_ЧТО ТРЕБУЕТСЯ:_ Перепишите дословно данные, начиная с самого начала и заканчивая строкой, в которой есть «gridline [14,287,731,347]», включительно.

[Разметка элементов макета]

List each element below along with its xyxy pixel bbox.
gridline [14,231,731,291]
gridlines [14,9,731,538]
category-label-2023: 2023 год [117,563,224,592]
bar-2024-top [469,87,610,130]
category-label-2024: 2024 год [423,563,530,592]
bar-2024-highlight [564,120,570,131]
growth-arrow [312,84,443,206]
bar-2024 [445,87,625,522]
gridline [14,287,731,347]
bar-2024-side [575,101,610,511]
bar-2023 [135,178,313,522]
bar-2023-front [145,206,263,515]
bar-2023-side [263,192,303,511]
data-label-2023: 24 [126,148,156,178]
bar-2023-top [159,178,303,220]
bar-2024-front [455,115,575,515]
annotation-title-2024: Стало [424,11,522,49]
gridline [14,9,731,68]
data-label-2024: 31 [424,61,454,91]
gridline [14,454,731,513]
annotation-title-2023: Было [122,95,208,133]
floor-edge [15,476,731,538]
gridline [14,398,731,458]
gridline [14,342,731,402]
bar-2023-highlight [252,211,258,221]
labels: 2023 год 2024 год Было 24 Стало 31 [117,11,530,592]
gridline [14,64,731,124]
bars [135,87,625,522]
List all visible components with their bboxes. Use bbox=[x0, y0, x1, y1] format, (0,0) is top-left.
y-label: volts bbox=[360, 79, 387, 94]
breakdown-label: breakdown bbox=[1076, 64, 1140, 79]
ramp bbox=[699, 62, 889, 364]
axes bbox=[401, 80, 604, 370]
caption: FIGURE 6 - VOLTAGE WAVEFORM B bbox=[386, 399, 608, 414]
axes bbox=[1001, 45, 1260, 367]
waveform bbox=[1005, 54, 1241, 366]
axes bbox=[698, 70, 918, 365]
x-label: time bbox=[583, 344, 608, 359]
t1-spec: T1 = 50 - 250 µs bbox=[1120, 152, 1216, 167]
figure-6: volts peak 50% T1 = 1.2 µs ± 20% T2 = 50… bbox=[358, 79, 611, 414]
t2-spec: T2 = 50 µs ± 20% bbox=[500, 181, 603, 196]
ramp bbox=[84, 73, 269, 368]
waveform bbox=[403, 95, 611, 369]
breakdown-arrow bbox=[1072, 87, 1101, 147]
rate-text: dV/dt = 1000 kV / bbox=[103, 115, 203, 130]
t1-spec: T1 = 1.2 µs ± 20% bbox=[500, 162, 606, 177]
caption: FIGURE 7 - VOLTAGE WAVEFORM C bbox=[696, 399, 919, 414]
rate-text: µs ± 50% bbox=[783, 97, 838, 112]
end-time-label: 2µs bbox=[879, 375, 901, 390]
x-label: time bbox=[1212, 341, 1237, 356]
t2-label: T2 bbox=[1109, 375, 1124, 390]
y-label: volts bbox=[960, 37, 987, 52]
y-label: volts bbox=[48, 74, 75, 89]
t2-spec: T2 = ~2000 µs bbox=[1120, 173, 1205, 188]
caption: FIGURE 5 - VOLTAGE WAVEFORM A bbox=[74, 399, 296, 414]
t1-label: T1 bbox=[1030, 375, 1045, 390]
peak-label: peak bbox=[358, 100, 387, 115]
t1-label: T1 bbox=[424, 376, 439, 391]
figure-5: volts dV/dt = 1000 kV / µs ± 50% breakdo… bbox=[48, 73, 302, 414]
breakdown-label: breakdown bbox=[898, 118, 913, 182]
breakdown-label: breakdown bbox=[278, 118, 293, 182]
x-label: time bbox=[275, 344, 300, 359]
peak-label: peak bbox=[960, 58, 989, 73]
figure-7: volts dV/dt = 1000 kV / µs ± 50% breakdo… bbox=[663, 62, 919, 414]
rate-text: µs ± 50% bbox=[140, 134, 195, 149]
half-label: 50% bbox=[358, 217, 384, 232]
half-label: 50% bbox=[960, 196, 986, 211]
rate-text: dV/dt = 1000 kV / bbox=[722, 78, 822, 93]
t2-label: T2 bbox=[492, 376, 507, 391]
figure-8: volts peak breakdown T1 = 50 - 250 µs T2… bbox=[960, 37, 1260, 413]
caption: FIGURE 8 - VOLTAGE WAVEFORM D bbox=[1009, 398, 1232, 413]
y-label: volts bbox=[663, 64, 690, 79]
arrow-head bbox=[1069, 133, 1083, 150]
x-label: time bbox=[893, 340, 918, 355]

_РЕШЕНИЕ:_
List each element below along with its xyxy pixel bbox.
gridline [14,231,731,291]
gridlines [14,9,731,538]
category-label-2023: 2023 год [117,563,224,592]
bar-2024-top [469,87,610,130]
category-label-2024: 2024 год [423,563,530,592]
bar-2024-highlight [564,120,570,131]
growth-arrow [312,84,443,206]
bar-2024 [445,87,625,522]
gridline [14,287,731,347]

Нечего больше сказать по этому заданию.